▶ _Requirements_:
Each entry below is to be printed verbatim.

▶ _Supplied information_:
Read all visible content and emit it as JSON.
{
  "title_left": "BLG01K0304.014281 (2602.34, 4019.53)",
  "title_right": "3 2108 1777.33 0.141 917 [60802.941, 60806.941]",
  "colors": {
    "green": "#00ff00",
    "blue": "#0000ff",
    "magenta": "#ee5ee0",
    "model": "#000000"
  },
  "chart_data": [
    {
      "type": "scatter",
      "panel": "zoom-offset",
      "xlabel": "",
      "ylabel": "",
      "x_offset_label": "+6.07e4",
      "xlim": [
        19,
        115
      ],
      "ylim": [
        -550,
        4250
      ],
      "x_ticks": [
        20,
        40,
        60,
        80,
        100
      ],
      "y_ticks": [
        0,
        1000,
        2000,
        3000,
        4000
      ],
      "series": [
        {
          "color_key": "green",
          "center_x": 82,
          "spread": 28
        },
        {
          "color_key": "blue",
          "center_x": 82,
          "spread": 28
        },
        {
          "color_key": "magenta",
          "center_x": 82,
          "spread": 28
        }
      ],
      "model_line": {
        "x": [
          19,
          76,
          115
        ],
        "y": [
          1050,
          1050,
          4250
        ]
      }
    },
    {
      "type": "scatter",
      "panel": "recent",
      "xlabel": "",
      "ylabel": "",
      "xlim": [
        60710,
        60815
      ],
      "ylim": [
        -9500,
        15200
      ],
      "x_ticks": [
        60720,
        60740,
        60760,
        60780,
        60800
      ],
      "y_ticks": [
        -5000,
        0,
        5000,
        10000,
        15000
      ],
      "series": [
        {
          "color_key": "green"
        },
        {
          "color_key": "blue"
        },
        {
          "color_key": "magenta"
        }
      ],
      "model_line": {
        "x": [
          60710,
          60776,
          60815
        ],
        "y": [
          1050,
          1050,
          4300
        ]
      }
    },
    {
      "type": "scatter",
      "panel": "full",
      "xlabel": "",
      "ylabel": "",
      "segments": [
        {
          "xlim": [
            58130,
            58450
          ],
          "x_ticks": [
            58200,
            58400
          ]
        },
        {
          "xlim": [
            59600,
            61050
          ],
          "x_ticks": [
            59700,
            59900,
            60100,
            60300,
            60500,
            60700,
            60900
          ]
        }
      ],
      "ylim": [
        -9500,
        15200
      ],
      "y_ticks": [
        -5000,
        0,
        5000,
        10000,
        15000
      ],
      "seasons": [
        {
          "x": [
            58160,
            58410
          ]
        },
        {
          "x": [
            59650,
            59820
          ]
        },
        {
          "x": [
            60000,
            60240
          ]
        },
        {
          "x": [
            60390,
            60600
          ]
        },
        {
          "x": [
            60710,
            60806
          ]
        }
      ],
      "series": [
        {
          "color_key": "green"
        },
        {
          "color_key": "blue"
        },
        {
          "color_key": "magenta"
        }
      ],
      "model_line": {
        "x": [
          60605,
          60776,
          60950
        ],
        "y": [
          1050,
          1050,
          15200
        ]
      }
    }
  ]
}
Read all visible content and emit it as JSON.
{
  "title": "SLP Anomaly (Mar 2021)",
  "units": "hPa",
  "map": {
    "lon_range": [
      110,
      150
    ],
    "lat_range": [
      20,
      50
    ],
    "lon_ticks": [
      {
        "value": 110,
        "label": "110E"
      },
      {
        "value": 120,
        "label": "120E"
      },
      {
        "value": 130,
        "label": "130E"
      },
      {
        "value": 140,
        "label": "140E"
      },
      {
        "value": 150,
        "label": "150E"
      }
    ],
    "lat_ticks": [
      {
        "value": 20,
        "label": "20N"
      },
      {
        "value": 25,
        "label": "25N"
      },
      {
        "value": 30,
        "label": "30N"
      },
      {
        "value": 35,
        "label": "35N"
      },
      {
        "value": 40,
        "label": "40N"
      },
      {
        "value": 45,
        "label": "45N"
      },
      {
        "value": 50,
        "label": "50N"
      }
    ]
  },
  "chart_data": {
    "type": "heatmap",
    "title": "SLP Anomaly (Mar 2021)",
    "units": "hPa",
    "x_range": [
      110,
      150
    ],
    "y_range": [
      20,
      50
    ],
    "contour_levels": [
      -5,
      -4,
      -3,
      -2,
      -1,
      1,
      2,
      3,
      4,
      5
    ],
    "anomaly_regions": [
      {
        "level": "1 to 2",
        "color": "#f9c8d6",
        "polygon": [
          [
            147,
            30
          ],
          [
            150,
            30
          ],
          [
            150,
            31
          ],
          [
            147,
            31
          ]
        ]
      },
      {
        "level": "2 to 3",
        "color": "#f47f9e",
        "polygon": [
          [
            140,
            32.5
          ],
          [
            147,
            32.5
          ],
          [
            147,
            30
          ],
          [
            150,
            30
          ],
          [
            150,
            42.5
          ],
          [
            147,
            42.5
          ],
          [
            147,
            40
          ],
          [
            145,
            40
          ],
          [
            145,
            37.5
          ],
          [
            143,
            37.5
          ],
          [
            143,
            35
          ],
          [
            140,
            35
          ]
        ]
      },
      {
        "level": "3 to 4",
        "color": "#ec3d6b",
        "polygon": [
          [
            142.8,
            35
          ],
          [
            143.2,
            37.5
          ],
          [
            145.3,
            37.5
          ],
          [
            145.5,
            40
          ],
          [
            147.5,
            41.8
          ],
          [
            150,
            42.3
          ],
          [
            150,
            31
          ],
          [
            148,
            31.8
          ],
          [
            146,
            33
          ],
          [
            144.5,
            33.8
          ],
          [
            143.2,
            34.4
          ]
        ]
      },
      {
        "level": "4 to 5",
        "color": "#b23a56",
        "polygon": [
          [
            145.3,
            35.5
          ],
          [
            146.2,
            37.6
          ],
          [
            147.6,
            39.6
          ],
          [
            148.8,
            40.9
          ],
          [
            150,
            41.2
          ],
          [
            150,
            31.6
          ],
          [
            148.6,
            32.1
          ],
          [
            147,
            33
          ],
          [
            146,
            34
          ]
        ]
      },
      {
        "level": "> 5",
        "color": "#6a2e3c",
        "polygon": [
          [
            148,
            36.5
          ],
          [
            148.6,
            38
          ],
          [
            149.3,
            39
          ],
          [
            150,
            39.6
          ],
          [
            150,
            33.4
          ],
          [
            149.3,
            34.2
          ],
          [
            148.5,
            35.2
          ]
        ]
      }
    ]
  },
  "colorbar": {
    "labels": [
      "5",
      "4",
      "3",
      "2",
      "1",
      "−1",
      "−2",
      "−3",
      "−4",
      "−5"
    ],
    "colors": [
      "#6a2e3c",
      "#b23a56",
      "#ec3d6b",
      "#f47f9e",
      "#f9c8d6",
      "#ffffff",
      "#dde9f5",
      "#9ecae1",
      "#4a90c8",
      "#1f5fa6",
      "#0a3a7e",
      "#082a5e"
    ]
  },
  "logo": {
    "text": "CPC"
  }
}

▶ _Task answer_:
Read all visible content and emit it as JSON.
{
  "title_left": "BLG01K0304.014281 (2602.34, 4019.53)",
  "title_right": "3 2108 1777.33 0.141 917 [60802.941, 60806.941]",
  "colors": {
    "green": "#00ff00",
    "blue": "#0000ff",
    "magenta": "#ee5ee0",
    "model": "#000000"
  },
  "chart_data": [
    {
      "type": "scatter",
      "panel": "zoom-offset",
      "xlabel": "",
      "ylabel": "",
      "x_offset_label": "+6.07e4",
      "xlim": [
        19,
        115
      ],
      "ylim": [
        -550,
        4250
      ],
      "x_ticks": [
        20,
        40,
        60,
        80,
        100
      ],
      "y_ticks": [
        0,
        1000,
        2000,
        3000,
        4000
      ],
      "series": [
        {
          "color_key": "green",
          "center_x": 82,
          "spread": 28
        },
        {
          "color_key": "blue",
          "center_x": 82,
          "spread": 28
        },
        {
          "color_key": "magenta",
          "center_x": 82,
          "spread": 28
        }
      ],
      "model_line": {
        "x": [
          19,
          76,
          115
        ],
        "y": [
          1050,
          1050,
          4250
        ]
      }
    },
    {
      "type": "scatter",
      "panel": "recent",
      "xlabel": "",
      "ylabel": "",
      "xlim": [
        60710,
        60815
      ],
      "ylim": [
        -9500,
        15200
      ],
      "x_ticks": [
        60720,
        60740,
        60760,
        60780,
        60800
      ],
      "y_ticks": [
        -5000,
        0,
        5000,
        10000,
        15000
      ],
      "series": [
        {
          "color_key": "green"
        },
        {
          "color_key": "blue"
        },
        {
          "color_key": "magenta"
        }
      ],
      "model_line": {
        "x": [
          60710,
          60776,
          60815
        ],
        "y": [
          1050,
          1050,
          4300
        ]
      }
    },
    {
      "type": "scatter",
      "panel": "full",
      "xlabel": "",
      "ylabel": "",
      "segments": [
        {
          "xlim": [
            58130,
            58450
          ],
          "x_ticks": [
            58200,
            58400
          ]
        },
        {
          "xlim": [
            59600,
            61050
          ],
          "x_ticks": [
            59700,
            59900,
            60100,
            60300,
            60500,
            60700,
            60900
          ]
        }
      ],
      "ylim": [
        -9500,
        15200
      ],
      "y_ticks": [
        -5000,
        0,
        5000,
        10000,
        15000
      ],
      "seasons": [
        {
          "x": [
            58160,
            58410
          ]
        },
        {
          "x": [
            59650,
            59820
          ]
        },
        {
          "x": [
            60000,
            60240
          ]
        },
        {
          "x": [
            60390,
            60600
          ]
        },
        {
          "x": [
            60710,
            60806
          ]
        }
      ],
      "series": [
        {
          "color_key": "green"
        },
        {
          "color_key": "blue"
        },
        {
          "color_key": "magenta"
        }
      ],
      "model_line": {
        "x": [
          60605,
          60776,
          60950
        ],
        "y": [
          1050,
          1050,
          15200
        ]
      }
    }
  ]
}
Read all visible content and emit it as JSON.
{
  "title": "SLP Anomaly (Mar 2021)",
  "units": "hPa",
  "map": {
    "lon_range": [
      110,
      150
    ],
    "lat_range": [
      20,
      50
    ],
    "lon_ticks": [
      {
        "value": 110,
        "label": "110E"
      },
      {
        "value": 120,
        "label": "120E"
      },
      {
        "value": 130,
        "label": "130E"
      },
      {
        "value": 140,
        "label": "140E"
      },
      {
        "value": 150,
        "label": "150E"
      }
    ],
    "lat_ticks": [
      {
        "value": 20,
        "label": "20N"
      },
      {
        "value": 25,
        "label": "25N"
      },
      {
        "value": 30,
        "label": "30N"
      },
      {
        "value": 35,
        "label": "35N"
      },
      {
        "value": 40,
        "label": "40N"
      },
      {
        "value": 45,
        "label": "45N"
      },
      {
        "value": 50,
        "label": "50N"
      }
    ]
  },
  "chart_data": {
    "type": "heatmap",
    "title": "SLP Anomaly (Mar 2021)",
    "units": "hPa",
    "x_range": [
      110,
      150
    ],
    "y_range": [
      20,
      50
    ],
    "contour_levels": [
      -5,
      -4,
      -3,
      -2,
      -1,
      1,
      2,
      3,
      4,
      5
    ],
    "anomaly_regions": [
      {
        "level": "1 to 2",
        "color": "#f9c8d6",
        "polygon": [
          [
            147,
            30
          ],
          [
            150,
            30
          ],
          [
            150,
            31
          ],
          [
            147,
            31
          ]
        ]
      },
      {
        "level": "2 to 3",
        "color": "#f47f9e",
        "polygon": [
          [
            140,
            32.5
          ],
          [
            147,
            32.5
          ],
          [
            147,
            30
          ],
          [
            150,
            30
          ],
          [
            150,
            42.5
          ],
          [
            147,
            42.5
          ],
          [
            147,
            40
          ],
          [
            145,
            40
          ],
          [
            145,
            37.5
          ],
          [
            143,
            37.5
          ],
          [
            143,
            35
          ],
          [
            140,
            35
          ]
        ]
      },
      {
        "level": "3 to 4",
        "color": "#ec3d6b",
        "polygon": [
          [
            142.8,
            35
          ],
          [
            143.2,
            37.5
          ],
          [
            145.3,
            37.5
          ],
          [
            145.5,
            40
          ],
          [
            147.5,
            41.8
          ],
          [
            150,
            42.3
          ],
          [
            150,
            31
          ],
          [
            148,
            31.8
          ],
          [
            146,
            33
          ],
          [
            144.5,
            33.8
          ],
          [
            143.2,
            34.4
          ]
        ]
      },
      {
        "level": "4 to 5",
        "color": "#b23a56",
        "polygon": [
          [
            145.3,
            35.5
          ],
          [
            146.2,
            37.6
          ],
          [
            147.6,
            39.6
          ],
          [
            148.8,
            40.9
          ],
          [
            150,
            41.2
          ],
          [
            150,
            31.6
          ],
          [
            148.6,
            32.1
          ],
          [
            147,
            33
          ],
          [
            146,
            34
          ]
        ]
      },
      {
        "level": "> 5",
        "color": "#6a2e3c",
        "polygon": [
          [
            148,
            36.5
          ],
          [
            148.6,
            38
          ],
          [
            149.3,
            39
          ],
          [
            150,
            39.6
          ],
          [
            150,
            33.4
          ],
          [
            149.3,
            34.2
          ],
          [
            148.5,
            35.2
          ]
        ]
      }
    ]
  },
  "colorbar": {
    "labels": [
      "5",
      "4",
      "3",
      "2",
      "1",
      "−1",
      "−2",
      "−3",
      "−4",
      "−5"
    ],
    "colors": [
      "#6a2e3c",
      "#b23a56",
      "#ec3d6b",
      "#f47f9e",
      "#f9c8d6",
      "#ffffff",
      "#dde9f5",
      "#9ecae1",
      "#4a90c8",
      "#1f5fa6",
      "#0a3a7e",
      "#082a5e"
    ]
  },
  "logo": {
    "text": "CPC"
  }
}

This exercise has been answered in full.